** START Provided data **
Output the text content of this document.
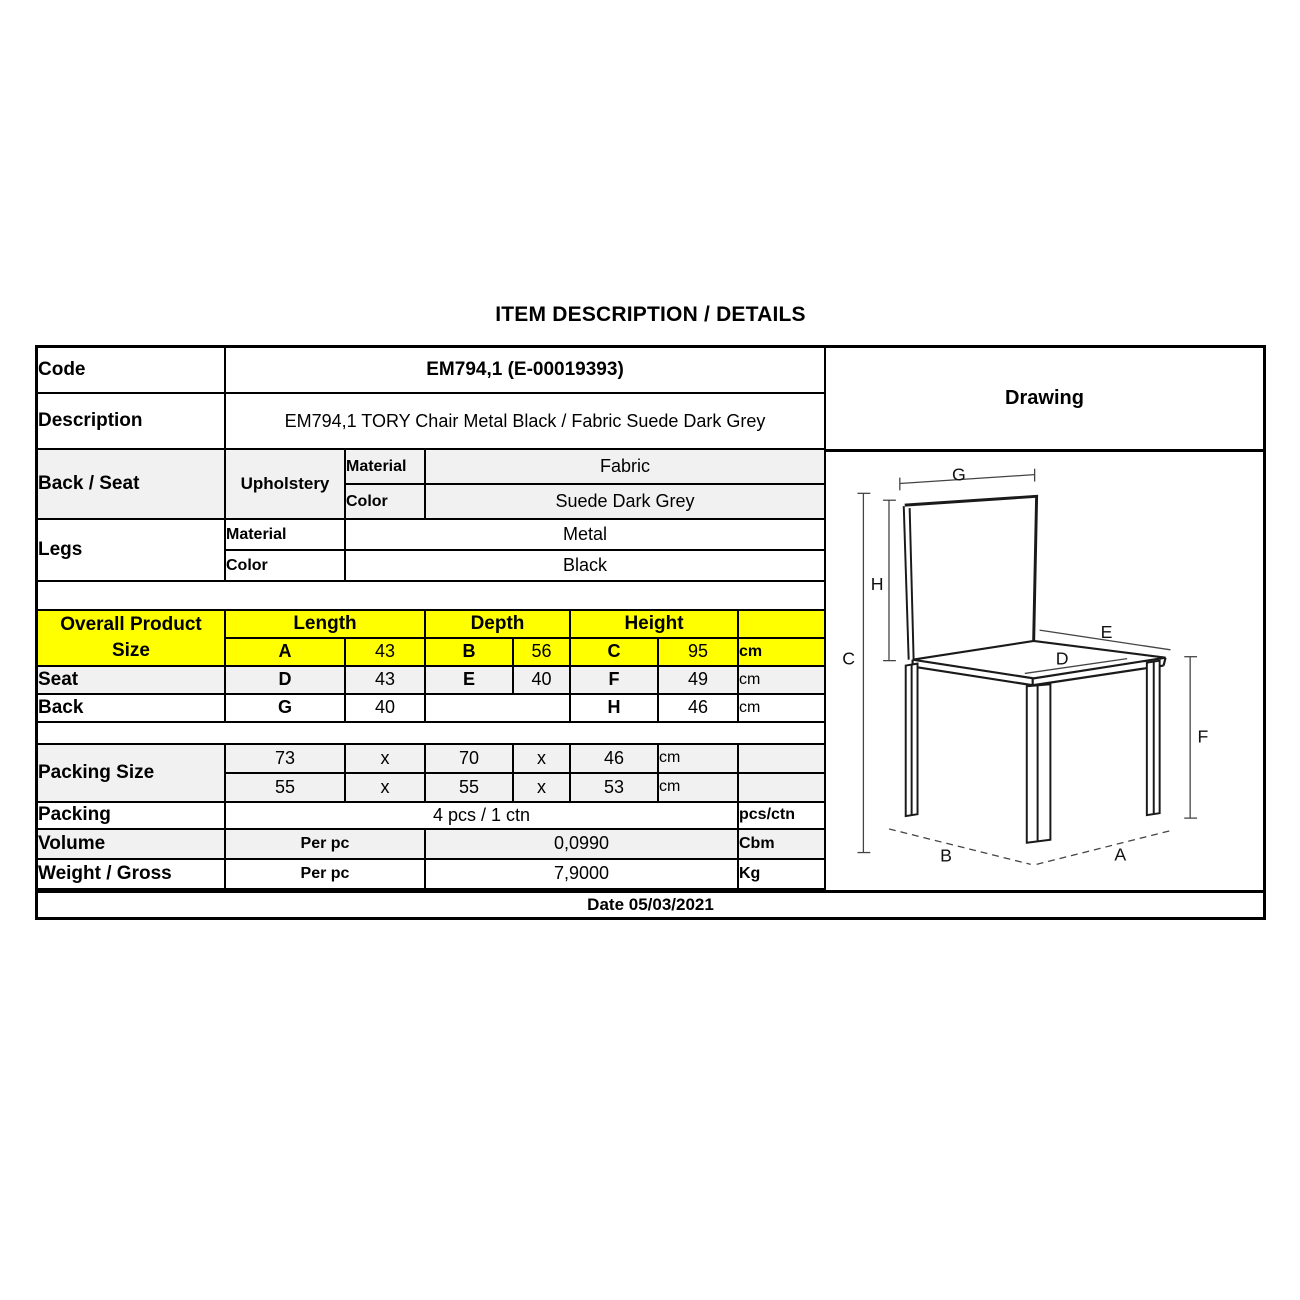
ITEM DESCRIPTION / DETAILS
Code	EM794,1 (E-00019393)						
Description	EM794,1 TORY Chair Metal Black / Fabric Suede Dark Grey						
Back / Seat	Upholstery	Material	Fabric				
		Color	Suede Dark Grey				
Legs	Material	Metal					
	Color	Black					

Overall Product
Size	Length		Depth		Height		
	A	43	B	56	C	95	cm
Seat	D	43	E	40	F	49	cm
Back	G	40			H	46	cm

Packing Size	73	x	70	x	46	cm	
	55	x	55	x	53	cm	
Packing	4 pcs / 1 ctn						pcs/ctn
Volume	Per pc		0,0990				Cbm
Weight / Gross	Per pc		7,9000				Kg
Drawing
G
H
C
E
D
F
B	A
Date 05/03/2021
** END Provided data **
Write out each line of the data that holds the string "Metal".

Description	EM794,1 TORY Chair Metal Black / Fabric Suede Dark Grey						
Legs	Material	Metal					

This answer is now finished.